## begin ROWS
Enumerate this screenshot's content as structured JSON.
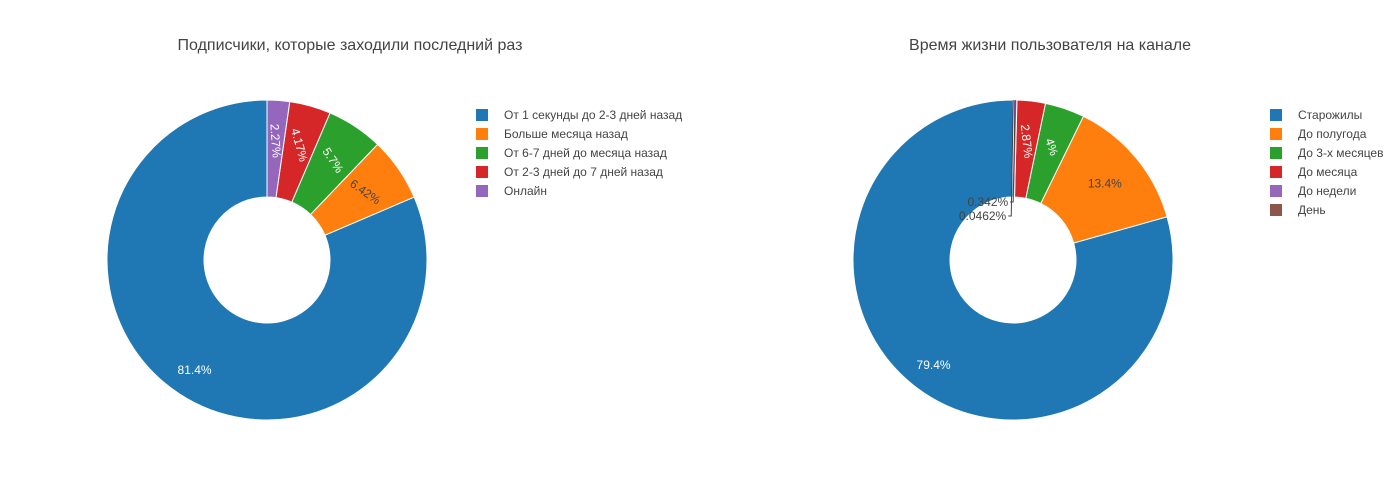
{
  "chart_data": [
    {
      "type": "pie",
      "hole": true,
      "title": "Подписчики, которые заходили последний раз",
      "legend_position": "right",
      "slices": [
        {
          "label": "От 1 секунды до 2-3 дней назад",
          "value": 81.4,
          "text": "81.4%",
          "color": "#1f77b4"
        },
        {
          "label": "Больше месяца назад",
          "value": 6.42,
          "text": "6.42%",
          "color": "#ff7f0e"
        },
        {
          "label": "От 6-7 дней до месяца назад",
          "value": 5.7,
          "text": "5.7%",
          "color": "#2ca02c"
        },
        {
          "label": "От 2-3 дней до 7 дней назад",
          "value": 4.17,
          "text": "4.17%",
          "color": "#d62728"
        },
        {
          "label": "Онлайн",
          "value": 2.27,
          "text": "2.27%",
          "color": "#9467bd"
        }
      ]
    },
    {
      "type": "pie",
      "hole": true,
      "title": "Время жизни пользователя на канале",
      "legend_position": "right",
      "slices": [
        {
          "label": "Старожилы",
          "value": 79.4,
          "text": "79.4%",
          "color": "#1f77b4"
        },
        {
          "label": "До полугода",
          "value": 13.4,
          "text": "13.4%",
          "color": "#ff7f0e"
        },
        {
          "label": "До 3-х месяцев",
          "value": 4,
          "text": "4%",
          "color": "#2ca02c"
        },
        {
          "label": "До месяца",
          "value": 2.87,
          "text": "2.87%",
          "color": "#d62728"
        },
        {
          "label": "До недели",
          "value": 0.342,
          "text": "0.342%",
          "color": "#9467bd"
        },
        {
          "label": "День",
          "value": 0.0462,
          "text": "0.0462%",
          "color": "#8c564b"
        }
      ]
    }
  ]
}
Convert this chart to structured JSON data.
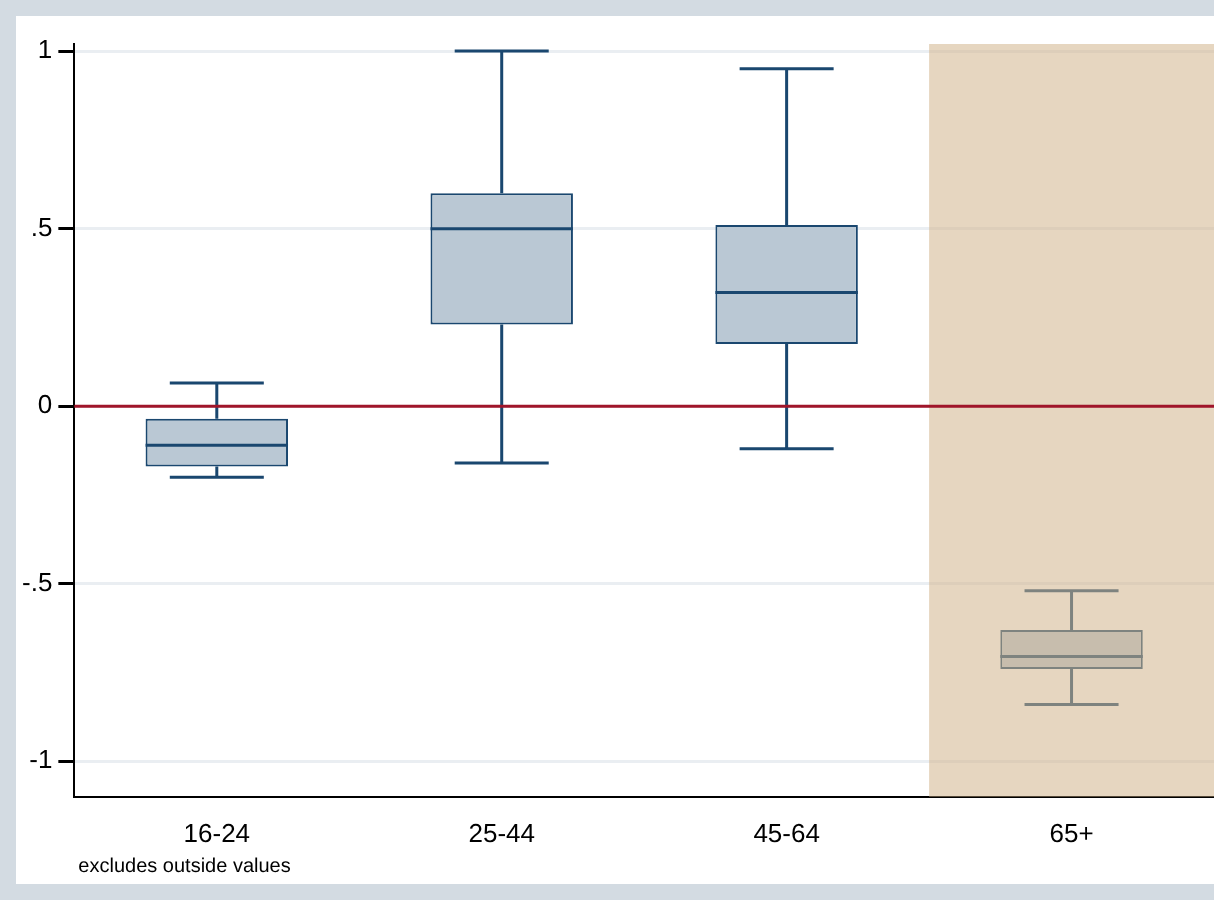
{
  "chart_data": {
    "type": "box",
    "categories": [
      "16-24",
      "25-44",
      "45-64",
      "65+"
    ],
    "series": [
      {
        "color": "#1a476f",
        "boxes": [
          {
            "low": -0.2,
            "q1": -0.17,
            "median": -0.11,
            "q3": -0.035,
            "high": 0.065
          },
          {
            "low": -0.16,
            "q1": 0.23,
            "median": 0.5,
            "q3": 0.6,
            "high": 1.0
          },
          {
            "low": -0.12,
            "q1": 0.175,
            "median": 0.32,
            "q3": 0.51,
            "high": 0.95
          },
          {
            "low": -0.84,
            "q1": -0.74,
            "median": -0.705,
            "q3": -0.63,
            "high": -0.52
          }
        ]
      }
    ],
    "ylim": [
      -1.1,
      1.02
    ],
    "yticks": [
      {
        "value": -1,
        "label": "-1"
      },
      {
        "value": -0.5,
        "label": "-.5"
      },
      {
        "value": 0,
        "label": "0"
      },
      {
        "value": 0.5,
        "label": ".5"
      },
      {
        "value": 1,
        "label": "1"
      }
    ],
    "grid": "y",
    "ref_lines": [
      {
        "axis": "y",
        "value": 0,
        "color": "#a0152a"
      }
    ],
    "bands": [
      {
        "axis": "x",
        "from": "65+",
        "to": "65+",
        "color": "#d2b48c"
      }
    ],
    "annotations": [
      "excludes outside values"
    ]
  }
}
## end ROWS
» WHAT IS REQUIRED
Leaving the pictures out, set down exactly the lines from the one with "Convert this chart to structured JSON data." through the end of the records.

» ANSWER FOR THE TASK
Convert this chart to structured JSON data.
{
  "chart_data": {
    "type": "box",
    "categories": [
      "16-24",
      "25-44",
      "45-64",
      "65+"
    ],
    "series": [
      {
        "color": "#1a476f",
        "boxes": [
          {
            "low": -0.2,
            "q1": -0.17,
            "median": -0.11,
            "q3": -0.035,
            "high": 0.065
          },
          {
            "low": -0.16,
            "q1": 0.23,
            "median": 0.5,
            "q3": 0.6,
            "high": 1.0
          },
          {
            "low": -0.12,
            "q1": 0.175,
            "median": 0.32,
            "q3": 0.51,
            "high": 0.95
          },
          {
            "low": -0.84,
            "q1": -0.74,
            "median": -0.705,
            "q3": -0.63,
            "high": -0.52
          }
        ]
      }
    ],
    "ylim": [
      -1.1,
      1.02
    ],
    "yticks": [
      {
        "value": -1,
        "label": "-1"
      },
      {
        "value": -0.5,
        "label": "-.5"
      },
      {
        "value": 0,
        "label": "0"
      },
      {
        "value": 0.5,
        "label": ".5"
      },
      {
        "value": 1,
        "label": "1"
      }
    ],
    "grid": "y",
    "ref_lines": [
      {
        "axis": "y",
        "value": 0,
        "color": "#a0152a"
      }
    ],
    "bands": [
      {
        "axis": "x",
        "from": "65+",
        "to": "65+",
        "color": "#d2b48c"
      }
    ],
    "annotations": [
      "excludes outside values"
    ]
  }
}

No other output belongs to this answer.